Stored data
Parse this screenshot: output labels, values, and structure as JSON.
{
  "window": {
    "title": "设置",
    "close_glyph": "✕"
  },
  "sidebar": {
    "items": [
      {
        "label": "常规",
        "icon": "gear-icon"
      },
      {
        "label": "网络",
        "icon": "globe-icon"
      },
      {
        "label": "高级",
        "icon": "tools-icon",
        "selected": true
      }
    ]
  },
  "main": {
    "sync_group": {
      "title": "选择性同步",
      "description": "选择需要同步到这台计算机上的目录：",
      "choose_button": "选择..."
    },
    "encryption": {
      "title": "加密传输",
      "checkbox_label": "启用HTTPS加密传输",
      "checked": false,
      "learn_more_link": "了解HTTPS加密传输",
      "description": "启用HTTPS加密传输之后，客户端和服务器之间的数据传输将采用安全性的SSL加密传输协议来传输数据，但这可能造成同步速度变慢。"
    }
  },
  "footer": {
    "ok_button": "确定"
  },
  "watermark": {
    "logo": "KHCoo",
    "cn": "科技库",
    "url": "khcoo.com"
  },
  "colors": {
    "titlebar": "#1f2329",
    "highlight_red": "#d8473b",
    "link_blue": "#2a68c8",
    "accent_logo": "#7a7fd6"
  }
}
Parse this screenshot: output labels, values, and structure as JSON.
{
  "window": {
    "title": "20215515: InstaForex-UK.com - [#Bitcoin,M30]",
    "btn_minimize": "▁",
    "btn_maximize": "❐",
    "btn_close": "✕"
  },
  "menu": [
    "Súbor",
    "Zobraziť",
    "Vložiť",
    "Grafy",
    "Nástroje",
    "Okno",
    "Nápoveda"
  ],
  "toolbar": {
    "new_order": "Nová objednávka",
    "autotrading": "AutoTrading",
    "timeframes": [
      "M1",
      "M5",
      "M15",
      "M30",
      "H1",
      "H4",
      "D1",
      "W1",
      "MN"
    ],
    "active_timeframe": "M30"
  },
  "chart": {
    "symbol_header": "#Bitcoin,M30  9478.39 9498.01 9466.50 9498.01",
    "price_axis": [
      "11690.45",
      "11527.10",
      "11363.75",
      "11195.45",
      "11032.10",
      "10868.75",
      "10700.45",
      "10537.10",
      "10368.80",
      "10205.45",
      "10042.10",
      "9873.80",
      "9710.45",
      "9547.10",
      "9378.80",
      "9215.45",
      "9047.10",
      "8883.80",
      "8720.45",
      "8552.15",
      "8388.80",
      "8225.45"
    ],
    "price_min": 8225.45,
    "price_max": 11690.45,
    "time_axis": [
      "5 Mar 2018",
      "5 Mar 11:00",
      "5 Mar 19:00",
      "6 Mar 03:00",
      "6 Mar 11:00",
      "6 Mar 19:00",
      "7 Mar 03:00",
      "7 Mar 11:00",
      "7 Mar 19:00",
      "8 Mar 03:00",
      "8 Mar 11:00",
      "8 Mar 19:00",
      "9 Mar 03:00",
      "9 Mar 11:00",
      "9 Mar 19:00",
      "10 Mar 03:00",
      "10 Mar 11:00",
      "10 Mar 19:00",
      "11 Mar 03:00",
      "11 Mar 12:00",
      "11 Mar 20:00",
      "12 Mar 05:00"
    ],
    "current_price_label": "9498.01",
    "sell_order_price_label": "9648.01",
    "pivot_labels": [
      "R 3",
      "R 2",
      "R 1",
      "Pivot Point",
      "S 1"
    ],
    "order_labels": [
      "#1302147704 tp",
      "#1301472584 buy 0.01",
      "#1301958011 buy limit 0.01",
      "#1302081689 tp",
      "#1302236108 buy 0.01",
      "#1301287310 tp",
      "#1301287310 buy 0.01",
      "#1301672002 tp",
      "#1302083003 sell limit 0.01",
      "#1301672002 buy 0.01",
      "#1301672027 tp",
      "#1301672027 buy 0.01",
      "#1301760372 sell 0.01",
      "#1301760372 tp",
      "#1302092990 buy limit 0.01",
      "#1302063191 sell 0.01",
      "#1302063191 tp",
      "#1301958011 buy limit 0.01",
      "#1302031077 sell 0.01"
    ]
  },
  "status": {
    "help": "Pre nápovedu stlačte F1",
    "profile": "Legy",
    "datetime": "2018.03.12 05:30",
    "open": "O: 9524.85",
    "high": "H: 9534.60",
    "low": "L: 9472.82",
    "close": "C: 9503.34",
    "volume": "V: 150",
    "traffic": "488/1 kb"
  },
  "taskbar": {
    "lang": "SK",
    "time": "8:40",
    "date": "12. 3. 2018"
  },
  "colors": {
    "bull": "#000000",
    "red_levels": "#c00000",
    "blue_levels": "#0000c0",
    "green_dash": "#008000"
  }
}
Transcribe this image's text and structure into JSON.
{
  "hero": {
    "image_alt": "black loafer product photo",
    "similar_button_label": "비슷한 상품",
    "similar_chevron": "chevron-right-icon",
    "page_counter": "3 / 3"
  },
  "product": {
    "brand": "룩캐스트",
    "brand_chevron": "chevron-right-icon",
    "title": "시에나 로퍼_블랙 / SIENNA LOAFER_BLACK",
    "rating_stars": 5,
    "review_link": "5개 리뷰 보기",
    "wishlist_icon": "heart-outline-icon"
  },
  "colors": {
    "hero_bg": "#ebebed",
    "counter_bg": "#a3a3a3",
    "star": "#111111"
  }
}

What to produce: Reproduce all the records precisely.

Full output:
Parse this screenshot: output labels, values, and structure as JSON.
{
  "window": {
    "title": "设置",
    "close_glyph": "✕"
  },
  "sidebar": {
    "items": [
      {
        "label": "常规",
        "icon": "gear-icon"
      },
      {
        "label": "网络",
        "icon": "globe-icon"
      },
      {
        "label": "高级",
        "icon": "tools-icon",
        "selected": true
      }
    ]
  },
  "main": {
    "sync_group": {
      "title": "选择性同步",
      "description": "选择需要同步到这台计算机上的目录：",
      "choose_button": "选择..."
    },
    "encryption": {
      "title": "加密传输",
      "checkbox_label": "启用HTTPS加密传输",
      "checked": false,
      "learn_more_link": "了解HTTPS加密传输",
      "description": "启用HTTPS加密传输之后，客户端和服务器之间的数据传输将采用安全性的SSL加密传输协议来传输数据，但这可能造成同步速度变慢。"
    }
  },
  "footer": {
    "ok_button": "确定"
  },
  "watermark": {
    "logo": "KHCoo",
    "cn": "科技库",
    "url": "khcoo.com"
  },
  "colors": {
    "titlebar": "#1f2329",
    "highlight_red": "#d8473b",
    "link_blue": "#2a68c8",
    "accent_logo": "#7a7fd6"
  }
}
Parse this screenshot: output labels, values, and structure as JSON.
{
  "window": {
    "title": "20215515: InstaForex-UK.com - [#Bitcoin,M30]",
    "btn_minimize": "▁",
    "btn_maximize": "❐",
    "btn_close": "✕"
  },
  "menu": [
    "Súbor",
    "Zobraziť",
    "Vložiť",
    "Grafy",
    "Nástroje",
    "Okno",
    "Nápoveda"
  ],
  "toolbar": {
    "new_order": "Nová objednávka",
    "autotrading": "AutoTrading",
    "timeframes": [
      "M1",
      "M5",
      "M15",
      "M30",
      "H1",
      "H4",
      "D1",
      "W1",
      "MN"
    ],
    "active_timeframe": "M30"
  },
  "chart": {
    "symbol_header": "#Bitcoin,M30  9478.39 9498.01 9466.50 9498.01",
    "price_axis": [
      "11690.45",
      "11527.10",
      "11363.75",
      "11195.45",
      "11032.10",
      "10868.75",
      "10700.45",
      "10537.10",
      "10368.80",
      "10205.45",
      "10042.10",
      "9873.80",
      "9710.45",
      "9547.10",
      "9378.80",
      "9215.45",
      "9047.10",
      "8883.80",
      "8720.45",
      "8552.15",
      "8388.80",
      "8225.45"
    ],
    "price_min": 8225.45,
    "price_max": 11690.45,
    "time_axis": [
      "5 Mar 2018",
      "5 Mar 11:00",
      "5 Mar 19:00",
      "6 Mar 03:00",
      "6 Mar 11:00",
      "6 Mar 19:00",
      "7 Mar 03:00",
      "7 Mar 11:00",
      "7 Mar 19:00",
      "8 Mar 03:00",
      "8 Mar 11:00",
      "8 Mar 19:00",
      "9 Mar 03:00",
      "9 Mar 11:00",
      "9 Mar 19:00",
      "10 Mar 03:00",
      "10 Mar 11:00",
      "10 Mar 19:00",
      "11 Mar 03:00",
      "11 Mar 12:00",
      "11 Mar 20:00",
      "12 Mar 05:00"
    ],
    "current_price_label": "9498.01",
    "sell_order_price_label": "9648.01",
    "pivot_labels": [
      "R 3",
      "R 2",
      "R 1",
      "Pivot Point",
      "S 1"
    ],
    "order_labels": [
      "#1302147704 tp",
      "#1301472584 buy 0.01",
      "#1301958011 buy limit 0.01",
      "#1302081689 tp",
      "#1302236108 buy 0.01",
      "#1301287310 tp",
      "#1301287310 buy 0.01",
      "#1301672002 tp",
      "#1302083003 sell limit 0.01",
      "#1301672002 buy 0.01",
      "#1301672027 tp",
      "#1301672027 buy 0.01",
      "#1301760372 sell 0.01",
      "#1301760372 tp",
      "#1302092990 buy limit 0.01",
      "#1302063191 sell 0.01",
      "#1302063191 tp",
      "#1301958011 buy limit 0.01",
      "#1302031077 sell 0.01"
    ]
  },
  "status": {
    "help": "Pre nápovedu stlačte F1",
    "profile": "Legy",
    "datetime": "2018.03.12 05:30",
    "open": "O: 9524.85",
    "high": "H: 9534.60",
    "low": "L: 9472.82",
    "close": "C: 9503.34",
    "volume": "V: 150",
    "traffic": "488/1 kb"
  },
  "taskbar": {
    "lang": "SK",
    "time": "8:40",
    "date": "12. 3. 2018"
  },
  "colors": {
    "bull": "#000000",
    "red_levels": "#c00000",
    "blue_levels": "#0000c0",
    "green_dash": "#008000"
  }
}
Transcribe this image's text and structure into JSON.
{
  "hero": {
    "image_alt": "black loafer product photo",
    "similar_button_label": "비슷한 상품",
    "similar_chevron": "chevron-right-icon",
    "page_counter": "3 / 3"
  },
  "product": {
    "brand": "룩캐스트",
    "brand_chevron": "chevron-right-icon",
    "title": "시에나 로퍼_블랙 / SIENNA LOAFER_BLACK",
    "rating_stars": 5,
    "review_link": "5개 리뷰 보기",
    "wishlist_icon": "heart-outline-icon"
  },
  "colors": {
    "hero_bg": "#ebebed",
    "counter_bg": "#a3a3a3",
    "star": "#111111"
  }
}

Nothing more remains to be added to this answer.